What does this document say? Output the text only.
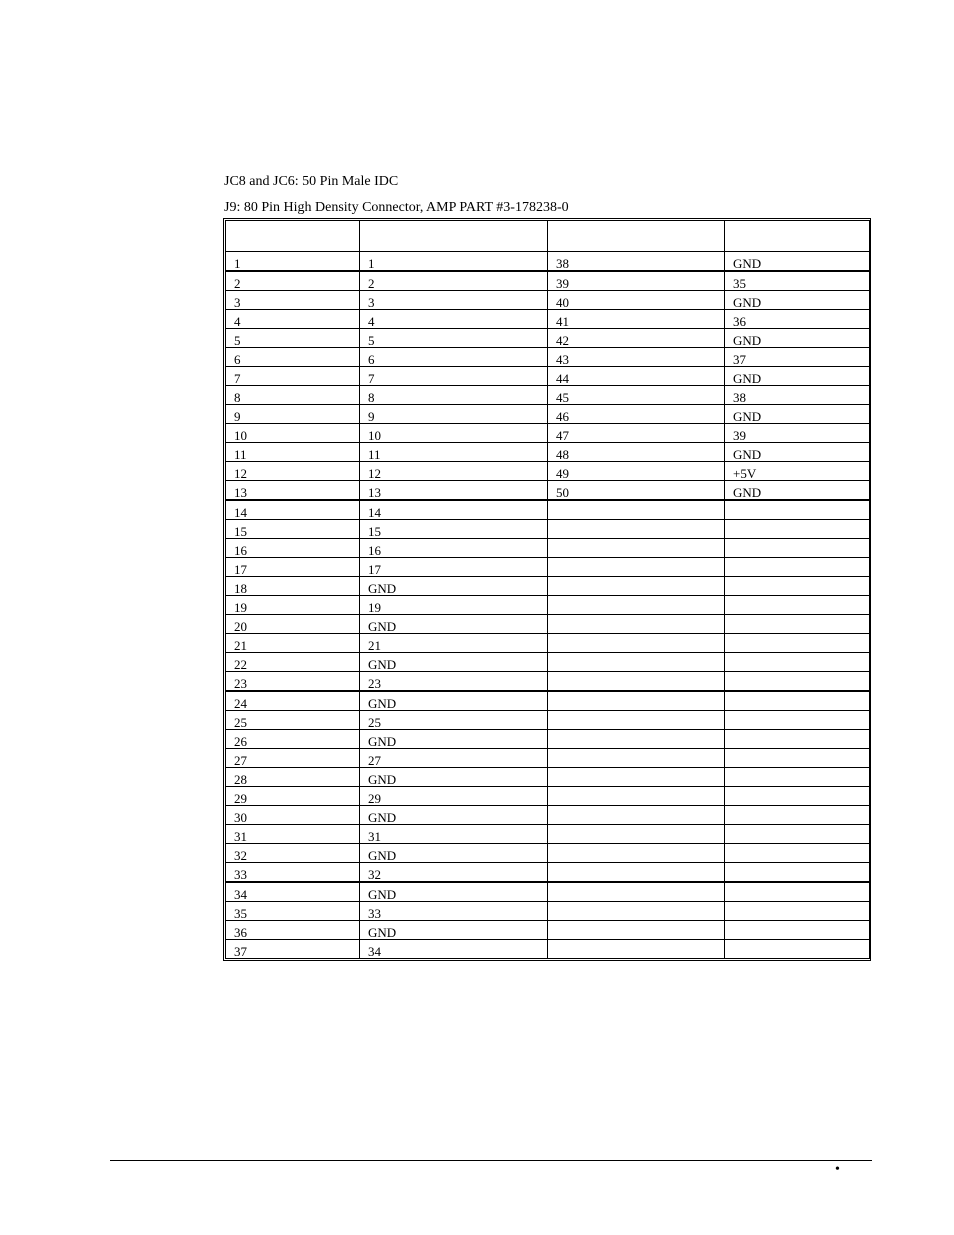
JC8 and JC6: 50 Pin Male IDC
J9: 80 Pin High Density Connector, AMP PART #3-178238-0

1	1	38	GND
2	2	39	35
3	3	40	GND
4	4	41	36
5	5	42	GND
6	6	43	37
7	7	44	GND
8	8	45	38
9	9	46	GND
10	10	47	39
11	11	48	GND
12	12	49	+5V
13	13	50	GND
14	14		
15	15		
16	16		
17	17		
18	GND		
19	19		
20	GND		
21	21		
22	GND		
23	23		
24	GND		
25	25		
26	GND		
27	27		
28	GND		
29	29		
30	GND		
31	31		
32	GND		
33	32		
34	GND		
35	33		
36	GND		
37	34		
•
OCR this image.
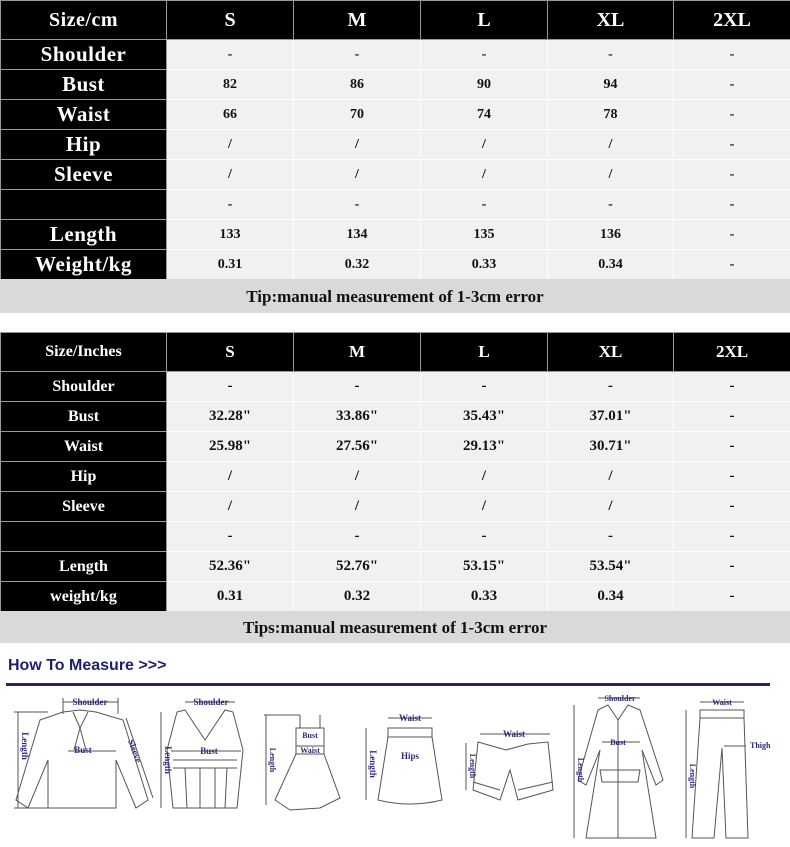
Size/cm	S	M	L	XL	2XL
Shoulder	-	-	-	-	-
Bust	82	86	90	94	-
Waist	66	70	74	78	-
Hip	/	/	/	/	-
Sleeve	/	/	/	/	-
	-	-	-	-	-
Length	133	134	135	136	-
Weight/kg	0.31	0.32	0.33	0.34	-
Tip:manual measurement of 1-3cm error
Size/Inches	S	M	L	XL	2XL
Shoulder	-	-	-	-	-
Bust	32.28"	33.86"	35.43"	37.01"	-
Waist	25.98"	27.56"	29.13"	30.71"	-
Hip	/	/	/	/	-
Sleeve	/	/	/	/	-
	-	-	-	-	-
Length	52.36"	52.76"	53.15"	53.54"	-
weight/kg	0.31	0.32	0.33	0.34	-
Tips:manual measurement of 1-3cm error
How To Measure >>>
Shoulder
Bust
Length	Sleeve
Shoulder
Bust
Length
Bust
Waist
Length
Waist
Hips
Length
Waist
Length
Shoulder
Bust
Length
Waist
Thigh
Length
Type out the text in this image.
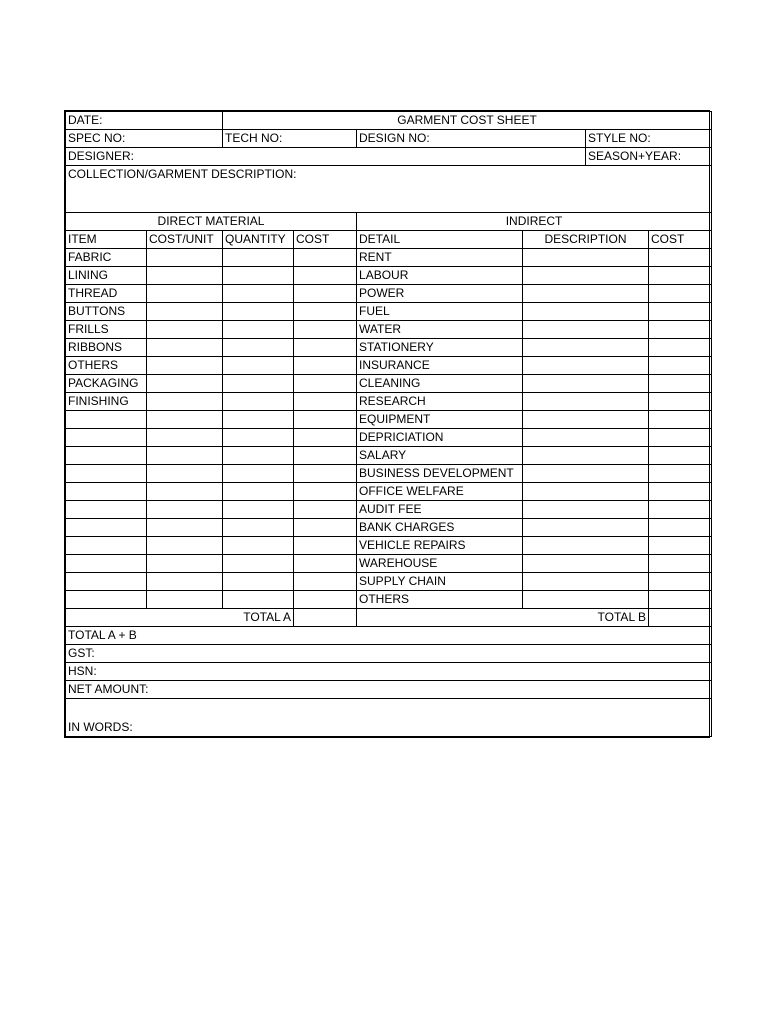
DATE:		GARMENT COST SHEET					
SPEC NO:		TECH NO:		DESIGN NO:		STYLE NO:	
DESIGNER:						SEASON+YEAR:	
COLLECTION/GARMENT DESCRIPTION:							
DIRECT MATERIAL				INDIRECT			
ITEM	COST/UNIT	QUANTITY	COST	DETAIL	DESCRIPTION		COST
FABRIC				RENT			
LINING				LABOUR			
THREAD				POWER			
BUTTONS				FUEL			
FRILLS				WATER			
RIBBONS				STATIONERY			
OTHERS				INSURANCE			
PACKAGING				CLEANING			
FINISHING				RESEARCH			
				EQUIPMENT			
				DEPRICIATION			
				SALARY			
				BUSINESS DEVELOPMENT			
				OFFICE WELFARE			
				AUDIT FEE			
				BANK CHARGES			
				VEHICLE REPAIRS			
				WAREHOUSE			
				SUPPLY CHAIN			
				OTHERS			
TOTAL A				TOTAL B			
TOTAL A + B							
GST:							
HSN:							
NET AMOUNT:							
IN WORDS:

☆ ☆ ☆ ☆ ☆ ☆ ☆

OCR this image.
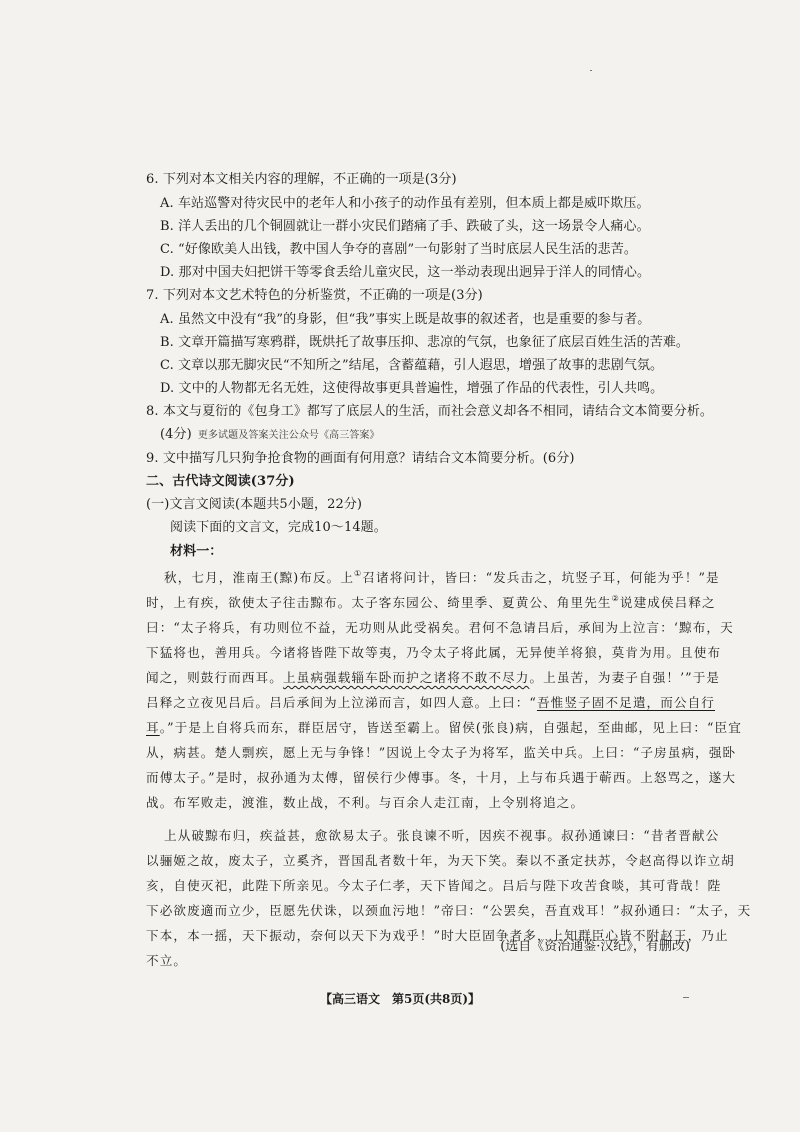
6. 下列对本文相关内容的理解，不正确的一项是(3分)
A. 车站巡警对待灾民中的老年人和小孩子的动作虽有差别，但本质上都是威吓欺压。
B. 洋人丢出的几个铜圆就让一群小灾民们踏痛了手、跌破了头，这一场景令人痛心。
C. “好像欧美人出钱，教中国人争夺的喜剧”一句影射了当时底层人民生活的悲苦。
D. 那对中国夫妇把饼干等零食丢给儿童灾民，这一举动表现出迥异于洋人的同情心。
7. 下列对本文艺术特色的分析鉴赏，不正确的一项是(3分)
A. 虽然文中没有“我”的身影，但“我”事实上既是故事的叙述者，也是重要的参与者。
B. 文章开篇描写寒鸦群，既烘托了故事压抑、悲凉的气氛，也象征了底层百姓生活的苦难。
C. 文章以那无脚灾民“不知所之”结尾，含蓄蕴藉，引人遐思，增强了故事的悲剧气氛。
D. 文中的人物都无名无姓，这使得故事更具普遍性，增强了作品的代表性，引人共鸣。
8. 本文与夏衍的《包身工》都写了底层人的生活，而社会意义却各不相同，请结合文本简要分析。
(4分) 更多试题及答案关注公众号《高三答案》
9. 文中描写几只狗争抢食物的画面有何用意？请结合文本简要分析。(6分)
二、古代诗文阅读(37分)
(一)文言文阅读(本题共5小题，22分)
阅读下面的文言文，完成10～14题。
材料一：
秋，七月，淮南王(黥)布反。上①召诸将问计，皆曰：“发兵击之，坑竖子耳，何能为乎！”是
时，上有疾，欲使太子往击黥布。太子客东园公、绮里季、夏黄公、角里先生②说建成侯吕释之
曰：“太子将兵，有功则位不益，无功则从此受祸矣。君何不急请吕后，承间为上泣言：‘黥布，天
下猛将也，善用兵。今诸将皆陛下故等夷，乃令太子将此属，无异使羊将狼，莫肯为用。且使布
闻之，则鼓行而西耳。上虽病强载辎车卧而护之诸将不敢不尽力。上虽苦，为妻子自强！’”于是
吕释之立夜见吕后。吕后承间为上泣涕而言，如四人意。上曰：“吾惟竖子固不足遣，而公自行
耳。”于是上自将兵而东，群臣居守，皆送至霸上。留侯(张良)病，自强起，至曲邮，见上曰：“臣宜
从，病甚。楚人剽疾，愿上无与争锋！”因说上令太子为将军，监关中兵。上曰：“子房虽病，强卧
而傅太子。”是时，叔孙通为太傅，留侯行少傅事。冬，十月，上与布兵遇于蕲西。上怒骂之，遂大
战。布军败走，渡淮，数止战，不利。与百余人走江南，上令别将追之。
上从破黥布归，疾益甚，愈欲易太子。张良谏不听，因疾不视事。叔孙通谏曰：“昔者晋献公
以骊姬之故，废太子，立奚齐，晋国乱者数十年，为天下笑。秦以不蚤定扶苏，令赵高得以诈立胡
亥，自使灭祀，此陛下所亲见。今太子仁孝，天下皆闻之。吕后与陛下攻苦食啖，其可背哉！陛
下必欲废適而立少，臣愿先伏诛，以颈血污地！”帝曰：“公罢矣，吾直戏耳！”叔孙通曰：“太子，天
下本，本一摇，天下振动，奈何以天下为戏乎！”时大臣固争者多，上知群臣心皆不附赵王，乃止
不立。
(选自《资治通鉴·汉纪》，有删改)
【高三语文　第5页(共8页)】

☆ ☆ ☆ ☆ ☆ ☆ ☆

• **GIVEN EXERCISE**: List all lines from the entries that include the word "请结合文本简要分析".

• **RESULT OF THE EXERCISE**:
8. 本文与夏衍的《包身工》都写了底层人的生活，而社会意义却各不相同，请结合文本简要分析。
9. 文中描写几只狗争抢食物的画面有何用意？请结合文本简要分析。(6分)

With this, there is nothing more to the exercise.